:: Exercise objective ::
Reproduce every entry exactly and leave its pictures out.

# start of The records

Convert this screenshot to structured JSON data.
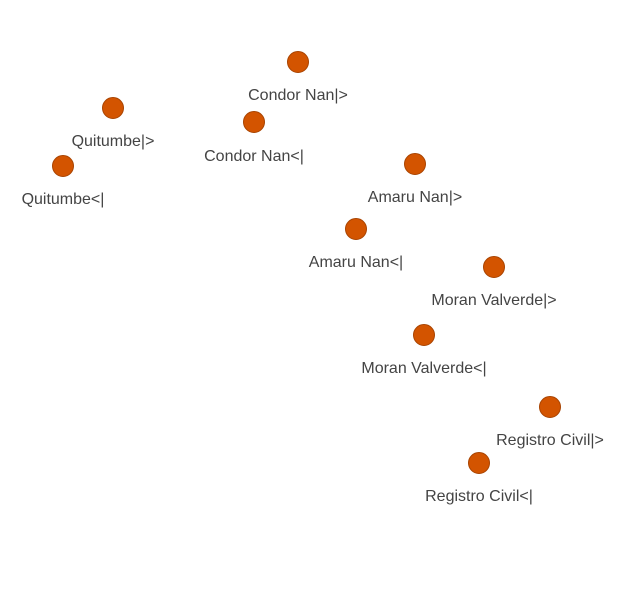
{
  "style": {
    "node_fill": "#d35400",
    "node_stroke": "#a84300",
    "label_color": "#444444"
  },
  "nodes": [
    {
      "label": "Condor Nan|>"
    },
    {
      "label": "Quitumbe|>"
    },
    {
      "label": "Condor Nan<|"
    },
    {
      "label": "Quitumbe<|"
    },
    {
      "label": "Amaru Nan|>"
    },
    {
      "label": "Amaru Nan<|"
    },
    {
      "label": "Moran Valverde|>"
    },
    {
      "label": "Moran Valverde<|"
    },
    {
      "label": "Registro Civil|>"
    },
    {
      "label": "Registro Civil<|"
    }
  ]
}
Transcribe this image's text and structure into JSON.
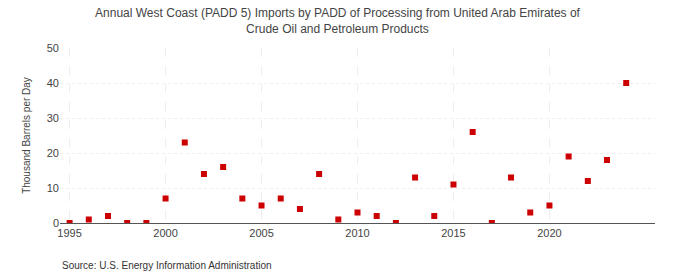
{
  "chart_data": {
    "type": "scatter",
    "title": "Annual West Coast (PADD 5) Imports by PADD of Processing from United Arab Emirates of\nCrude Oil and Petroleum Products",
    "ylabel": "Thousand Barrels per Day",
    "annotations": [
      "Source: U.S. Energy Information Administration"
    ],
    "x": [
      1995,
      1996,
      1997,
      1998,
      1999,
      2000,
      2001,
      2002,
      2003,
      2004,
      2005,
      2006,
      2007,
      2008,
      2009,
      2010,
      2011,
      2012,
      2013,
      2014,
      2015,
      2016,
      2017,
      2018,
      2019,
      2020,
      2021,
      2022,
      2023,
      2024
    ],
    "values": [
      0,
      1,
      2,
      0,
      0,
      7,
      23,
      14,
      16,
      7,
      5,
      7,
      4,
      14,
      1,
      3,
      2,
      0,
      13,
      2,
      11,
      26,
      0,
      13,
      3,
      5,
      19,
      12,
      18,
      40
    ],
    "color": "#cc0000",
    "marker": "square",
    "xlim": [
      1994.5,
      2025.5
    ],
    "ylim": [
      0,
      50
    ],
    "xticks": [
      1995,
      2000,
      2005,
      2010,
      2015,
      2020
    ],
    "yticks": [
      0,
      10,
      20,
      30,
      40,
      50
    ],
    "grid": true
  }
}
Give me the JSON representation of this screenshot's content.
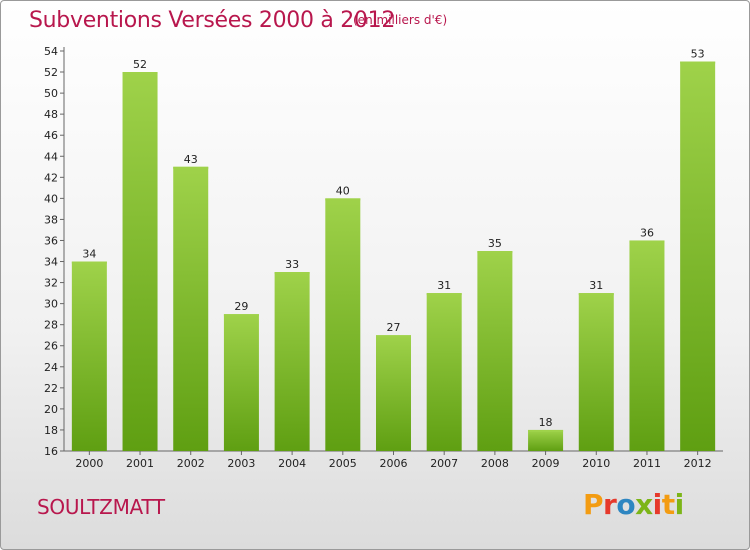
{
  "header": {
    "title": "Subventions Versées 2000 à 2012",
    "subtitle": "(en milliers d'€)"
  },
  "footer": {
    "commune": "SOULTZMATT",
    "logo_letters": [
      "P",
      "r",
      "o",
      "x",
      "i",
      "t",
      "i"
    ],
    "logo_colors": [
      "#f39c12",
      "#e6392b",
      "#2e86c1",
      "#7cb518",
      "#e6392b",
      "#f39c12",
      "#7cb518"
    ]
  },
  "colors": {
    "accent": "#b8174d",
    "bar_light": "#9fd24a",
    "bar_dark": "#5f9f12"
  },
  "chart_data": {
    "type": "bar",
    "title": "Subventions Versées 2000 à 2012",
    "subtitle": "(en milliers d'€)",
    "xlabel": "",
    "ylabel": "",
    "categories": [
      "2000",
      "2001",
      "2002",
      "2003",
      "2004",
      "2005",
      "2006",
      "2007",
      "2008",
      "2009",
      "2010",
      "2011",
      "2012"
    ],
    "values": [
      34,
      52,
      43,
      29,
      33,
      40,
      27,
      31,
      35,
      18,
      31,
      36,
      53
    ],
    "ylim": [
      16,
      54
    ],
    "yticks": [
      16,
      18,
      20,
      22,
      24,
      26,
      28,
      30,
      32,
      34,
      36,
      38,
      40,
      42,
      44,
      46,
      48,
      50,
      52,
      54
    ],
    "grid": false,
    "legend": "none"
  }
}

# end of The records

:: Task response ::
Convert this screenshot to structured JSON data.
{
  "style": {
    "node_fill": "#d35400",
    "node_stroke": "#a84300",
    "label_color": "#444444"
  },
  "nodes": [
    {
      "label": "Condor Nan|>"
    },
    {
      "label": "Quitumbe|>"
    },
    {
      "label": "Condor Nan<|"
    },
    {
      "label": "Quitumbe<|"
    },
    {
      "label": "Amaru Nan|>"
    },
    {
      "label": "Amaru Nan<|"
    },
    {
      "label": "Moran Valverde|>"
    },
    {
      "label": "Moran Valverde<|"
    },
    {
      "label": "Registro Civil|>"
    },
    {
      "label": "Registro Civil<|"
    }
  ]
}
Transcribe this image's text and structure into JSON.
{
  "chart_data": {
    "type": "scatter",
    "title": "Annual West Coast (PADD 5) Imports by PADD of Processing from United Arab Emirates of\nCrude Oil and Petroleum Products",
    "ylabel": "Thousand Barrels per Day",
    "annotations": [
      "Source: U.S. Energy Information Administration"
    ],
    "x": [
      1995,
      1996,
      1997,
      1998,
      1999,
      2000,
      2001,
      2002,
      2003,
      2004,
      2005,
      2006,
      2007,
      2008,
      2009,
      2010,
      2011,
      2012,
      2013,
      2014,
      2015,
      2016,
      2017,
      2018,
      2019,
      2020,
      2021,
      2022,
      2023,
      2024
    ],
    "values": [
      0,
      1,
      2,
      0,
      0,
      7,
      23,
      14,
      16,
      7,
      5,
      7,
      4,
      14,
      1,
      3,
      2,
      0,
      13,
      2,
      11,
      26,
      0,
      13,
      3,
      5,
      19,
      12,
      18,
      40
    ],
    "color": "#cc0000",
    "marker": "square",
    "xlim": [
      1994.5,
      2025.5
    ],
    "ylim": [
      0,
      50
    ],
    "xticks": [
      1995,
      2000,
      2005,
      2010,
      2015,
      2020
    ],
    "yticks": [
      0,
      10,
      20,
      30,
      40,
      50
    ],
    "grid": true
  }
}
Give me the JSON representation of this screenshot's content.
{
  "header": {
    "title": "Subventions Versées 2000 à 2012",
    "subtitle": "(en milliers d'€)"
  },
  "footer": {
    "commune": "SOULTZMATT",
    "logo_letters": [
      "P",
      "r",
      "o",
      "x",
      "i",
      "t",
      "i"
    ],
    "logo_colors": [
      "#f39c12",
      "#e6392b",
      "#2e86c1",
      "#7cb518",
      "#e6392b",
      "#f39c12",
      "#7cb518"
    ]
  },
  "colors": {
    "accent": "#b8174d",
    "bar_light": "#9fd24a",
    "bar_dark": "#5f9f12"
  },
  "chart_data": {
    "type": "bar",
    "title": "Subventions Versées 2000 à 2012",
    "subtitle": "(en milliers d'€)",
    "xlabel": "",
    "ylabel": "",
    "categories": [
      "2000",
      "2001",
      "2002",
      "2003",
      "2004",
      "2005",
      "2006",
      "2007",
      "2008",
      "2009",
      "2010",
      "2011",
      "2012"
    ],
    "values": [
      34,
      52,
      43,
      29,
      33,
      40,
      27,
      31,
      35,
      18,
      31,
      36,
      53
    ],
    "ylim": [
      16,
      54
    ],
    "yticks": [
      16,
      18,
      20,
      22,
      24,
      26,
      28,
      30,
      32,
      34,
      36,
      38,
      40,
      42,
      44,
      46,
      48,
      50,
      52,
      54
    ],
    "grid": false,
    "legend": "none"
  }
}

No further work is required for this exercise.